◆ **Written task**
Identify and copy all lines of the material where the string "color" is found.

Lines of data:
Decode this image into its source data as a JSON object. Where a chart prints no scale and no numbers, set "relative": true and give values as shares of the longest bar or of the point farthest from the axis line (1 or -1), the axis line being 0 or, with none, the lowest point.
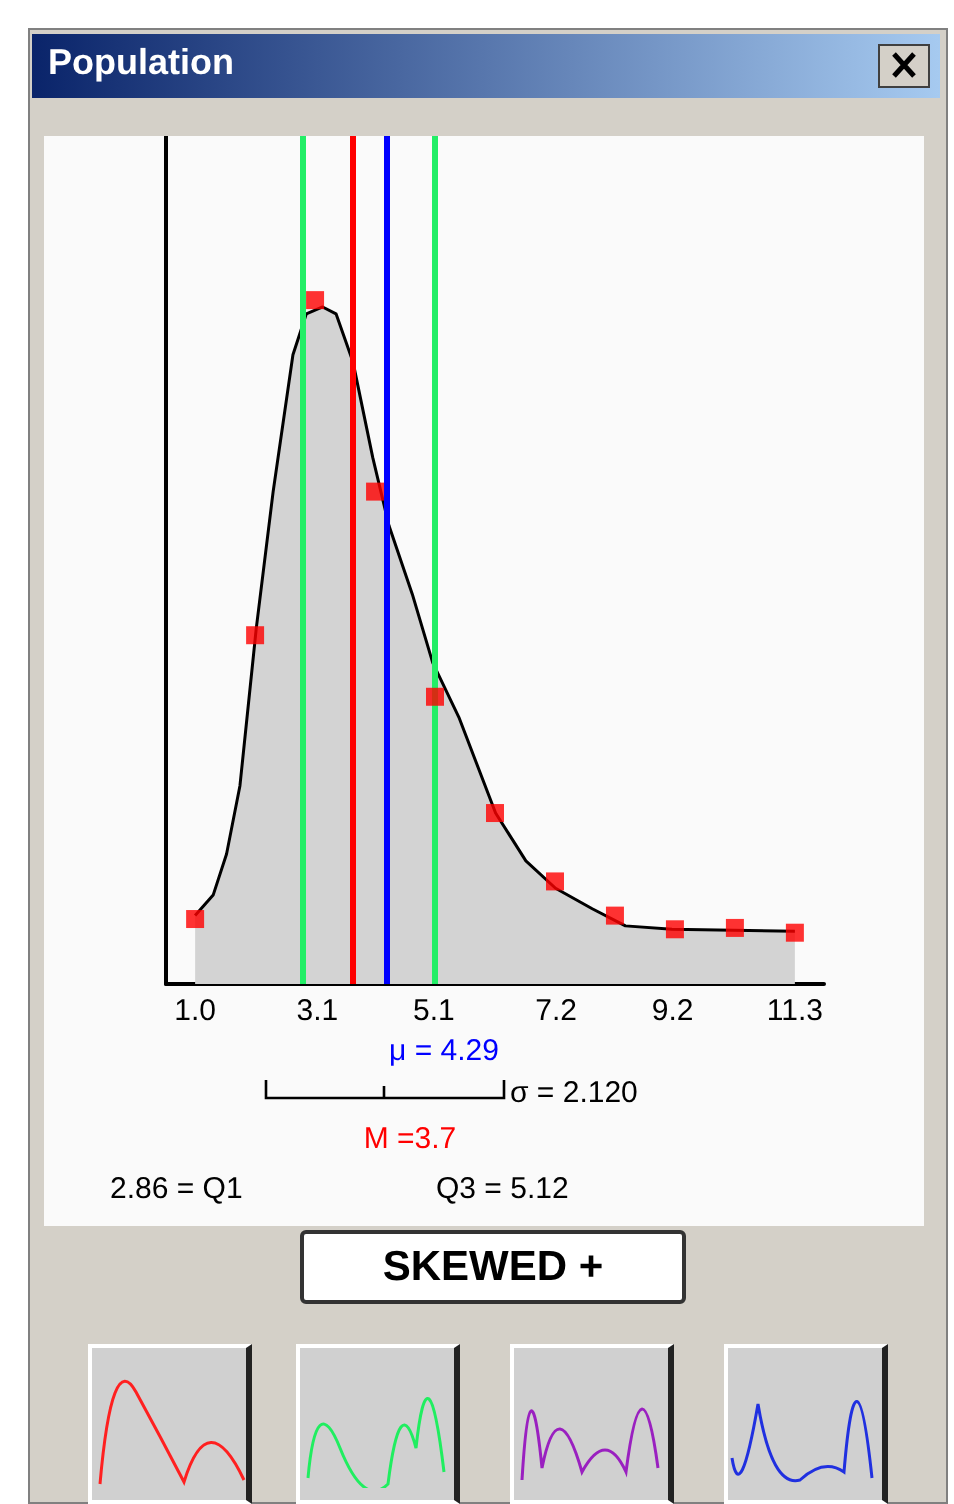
{
  "chart_data": {
    "type": "area",
    "title": "Population",
    "relative": true,
    "xlim": [
      0.5,
      11.8
    ],
    "xticks": [
      {
        "value": 1.0,
        "label": "1.0"
      },
      {
        "value": 3.1,
        "label": "3.1"
      },
      {
        "value": 5.1,
        "label": "5.1"
      },
      {
        "value": 7.2,
        "label": "7.2"
      },
      {
        "value": 9.2,
        "label": "9.2"
      },
      {
        "value": 11.3,
        "label": "11.3"
      }
    ],
    "series": [
      {
        "color": "#000000",
        "x": [
          1.0,
          1.31,
          1.54,
          1.77,
          2.05,
          2.34,
          2.68,
          2.91,
          3.19,
          3.42,
          3.71,
          4.05,
          4.33,
          4.73,
          5.08,
          5.53,
          6.16,
          6.68,
          7.19,
          7.82,
          8.39,
          9.19,
          11.3
        ],
        "values": [
          0.1,
          0.13,
          0.19,
          0.29,
          0.52,
          0.72,
          0.92,
          0.98,
          0.99,
          0.98,
          0.91,
          0.77,
          0.67,
          0.57,
          0.47,
          0.39,
          0.25,
          0.18,
          0.14,
          0.11,
          0.085,
          0.08,
          0.077
        ]
      },
      {
        "type": "scatter",
        "color": "#ff0000",
        "marker": "square",
        "x": [
          1.0,
          2.03,
          3.06,
          4.09,
          5.12,
          6.15,
          7.18,
          8.21,
          9.24,
          10.27,
          11.3
        ],
        "values": [
          0.095,
          0.51,
          1,
          0.72,
          0.42,
          0.25,
          0.15,
          0.1,
          0.08,
          0.082,
          0.075
        ]
      }
    ],
    "ref_lines": [
      {
        "axis": "x",
        "value": 2.86,
        "color": "#22ee66"
      },
      {
        "axis": "x",
        "value": 3.7,
        "label": "M =3.7",
        "color": "#ff0000"
      },
      {
        "axis": "x",
        "value": 4.29,
        "label": "μ = 4.29",
        "color": "#0000ff"
      },
      {
        "axis": "x",
        "value": 5.12,
        "color": "#22ee66"
      }
    ],
    "annotations": [
      "σ = 2.120",
      "SKEWED +",
      "2.86 = Q1",
      "Q3 = 5.12"
    ]
  }
}
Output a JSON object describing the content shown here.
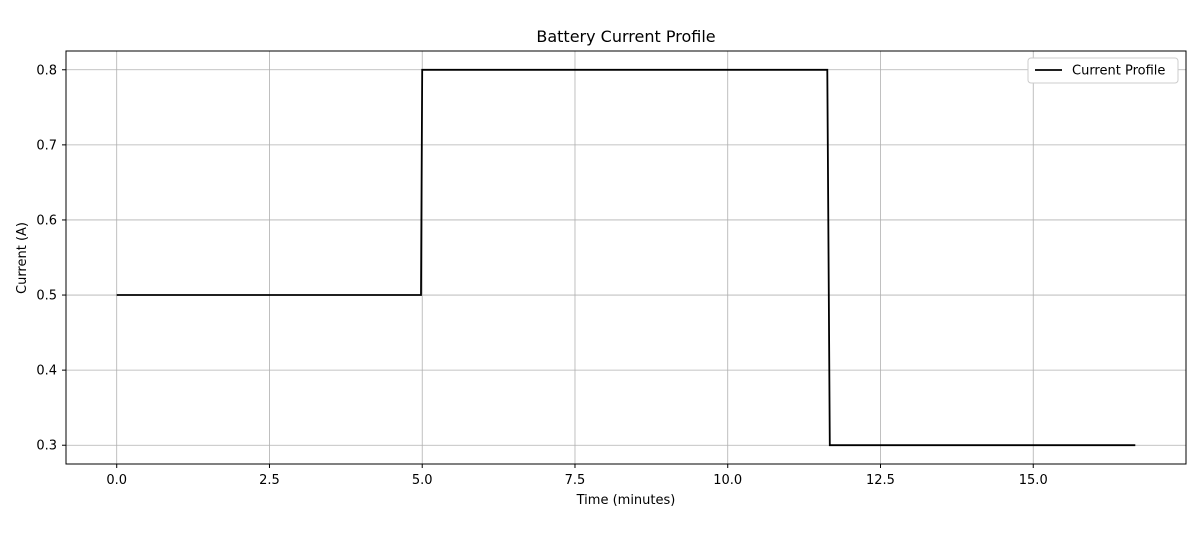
{
  "chart_data": {
    "type": "line",
    "title": "Battery Current Profile",
    "xlabel": "Time (minutes)",
    "ylabel": "Current (A)",
    "xlim": [
      -0.83,
      17.5
    ],
    "ylim": [
      0.275,
      0.825
    ],
    "x_ticks": [
      0.0,
      2.5,
      5.0,
      7.5,
      10.0,
      12.5,
      15.0
    ],
    "x_tick_labels": [
      "0.0",
      "2.5",
      "5.0",
      "7.5",
      "10.0",
      "12.5",
      "15.0"
    ],
    "y_ticks": [
      0.3,
      0.4,
      0.5,
      0.6,
      0.7,
      0.8
    ],
    "y_tick_labels": [
      "0.3",
      "0.4",
      "0.5",
      "0.6",
      "0.7",
      "0.8"
    ],
    "grid": true,
    "legend_position": "top-right",
    "series": [
      {
        "name": "Current Profile",
        "color": "#000000",
        "x": [
          0.0,
          4.98,
          5.0,
          11.63,
          11.67,
          16.67
        ],
        "y": [
          0.5,
          0.5,
          0.8,
          0.8,
          0.3,
          0.3
        ]
      }
    ]
  }
}
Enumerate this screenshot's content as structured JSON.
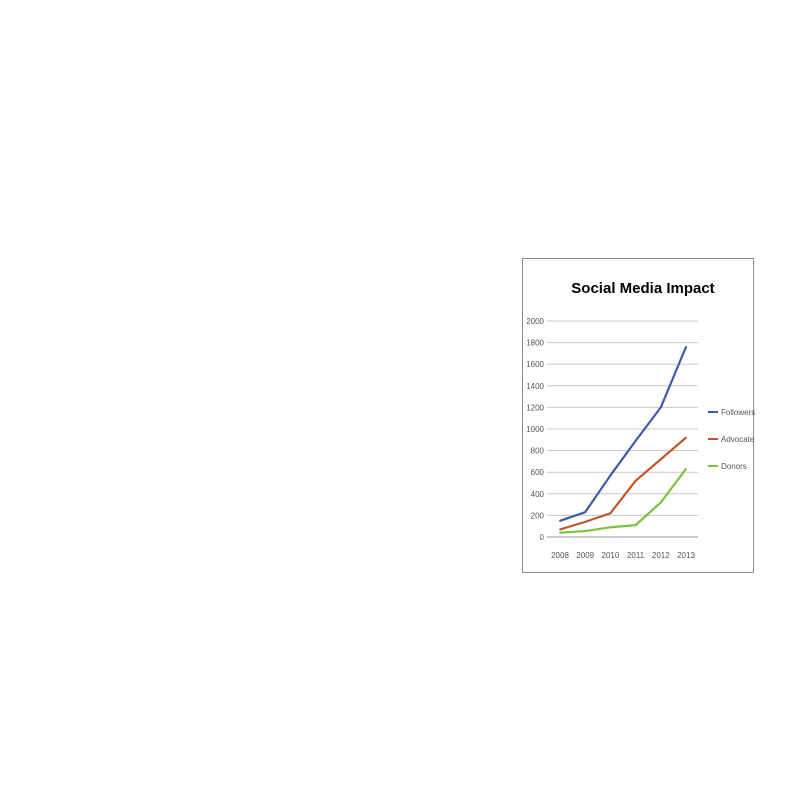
{
  "chart_data": {
    "type": "line",
    "title": "Social Media Impact",
    "xlabel": "",
    "ylabel": "",
    "categories": [
      "2008",
      "2009",
      "2010",
      "2011",
      "2012",
      "2013"
    ],
    "ylim": [
      0,
      2000
    ],
    "yticks": [
      "0",
      "200",
      "400",
      "600",
      "800",
      "1000",
      "1200",
      "1400",
      "1600",
      "1800",
      "2000"
    ],
    "grid": true,
    "legend_position": "right",
    "series": [
      {
        "name": "Followers",
        "color": "#3c5ca5",
        "values": [
          150,
          230,
          570,
          890,
          1200,
          1760
        ]
      },
      {
        "name": "Advocates",
        "color": "#c0562d",
        "values": [
          70,
          140,
          220,
          520,
          720,
          920
        ]
      },
      {
        "name": "Donors",
        "color": "#7cc142",
        "values": [
          40,
          55,
          90,
          110,
          320,
          630
        ]
      }
    ]
  }
}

◆ **Result for this task**
        "color": "#000000",
        "color": "#ff0000",
        "color": "#22ee66"
        "color": "#ff0000"
        "color": "#0000ff"
        "color": "#22ee66"
        "color": "#000000",
        "color": "#3c5ca5",
        "color": "#c0562d",
        "color": "#7cc142",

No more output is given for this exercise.